### Exercise materials:
┌────────

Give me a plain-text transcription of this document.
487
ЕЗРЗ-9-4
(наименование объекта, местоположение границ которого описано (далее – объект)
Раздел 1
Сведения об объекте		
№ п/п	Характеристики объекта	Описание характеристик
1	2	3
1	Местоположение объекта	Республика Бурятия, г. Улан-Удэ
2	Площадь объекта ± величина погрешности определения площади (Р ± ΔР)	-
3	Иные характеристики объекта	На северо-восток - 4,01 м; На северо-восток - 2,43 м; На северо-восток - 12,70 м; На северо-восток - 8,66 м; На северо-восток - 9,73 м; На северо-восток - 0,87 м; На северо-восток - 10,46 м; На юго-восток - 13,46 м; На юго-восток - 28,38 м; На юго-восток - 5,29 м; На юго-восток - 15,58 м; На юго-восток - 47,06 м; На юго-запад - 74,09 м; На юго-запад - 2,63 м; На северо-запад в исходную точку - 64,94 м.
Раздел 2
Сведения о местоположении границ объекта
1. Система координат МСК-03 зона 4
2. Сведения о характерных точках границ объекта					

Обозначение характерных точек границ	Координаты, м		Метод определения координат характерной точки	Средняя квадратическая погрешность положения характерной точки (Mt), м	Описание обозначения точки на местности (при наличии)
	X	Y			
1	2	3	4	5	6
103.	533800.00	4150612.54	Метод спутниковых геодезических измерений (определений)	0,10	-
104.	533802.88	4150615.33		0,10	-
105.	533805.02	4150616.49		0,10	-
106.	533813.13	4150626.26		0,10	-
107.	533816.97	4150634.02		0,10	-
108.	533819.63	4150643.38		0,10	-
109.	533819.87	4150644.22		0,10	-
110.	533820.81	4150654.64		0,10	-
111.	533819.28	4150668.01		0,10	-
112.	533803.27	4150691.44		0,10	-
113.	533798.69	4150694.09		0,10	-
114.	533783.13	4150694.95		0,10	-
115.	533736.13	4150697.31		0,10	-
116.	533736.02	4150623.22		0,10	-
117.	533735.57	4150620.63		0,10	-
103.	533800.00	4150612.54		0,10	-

└────────

### Written instruction:
List the lines of the entries that include "объекта".

### The output:
(наименование объекта, местоположение границ которого описано (далее – объект)
№ п/п	Характеристики объекта	Описание характеристик
1	Местоположение объекта	Республика Бурятия, г. Улан-Удэ
2	Площадь объекта ± величина погрешности определения площади (Р ± ΔР)	-
3	Иные характеристики объекта	На северо-восток - 4,01 м; На северо-восток - 2,43 м; На северо-восток - 12,70 м; На северо-восток - 8,66 м; На северо-восток - 9,73 м; На северо-восток - 0,87 м; На северо-восток - 10,46 м; На юго-восток - 13,46 м; На юго-восток - 28,38 м; На юго-восток - 5,29 м; На юго-восток - 15,58 м; На юго-восток - 47,06 м; На юго-запад - 74,09 м; На юго-запад - 2,63 м; На северо-запад в исходную точку - 64,94 м.
Сведения о местоположении границ объекта
2. Сведения о характерных точках границ объекта					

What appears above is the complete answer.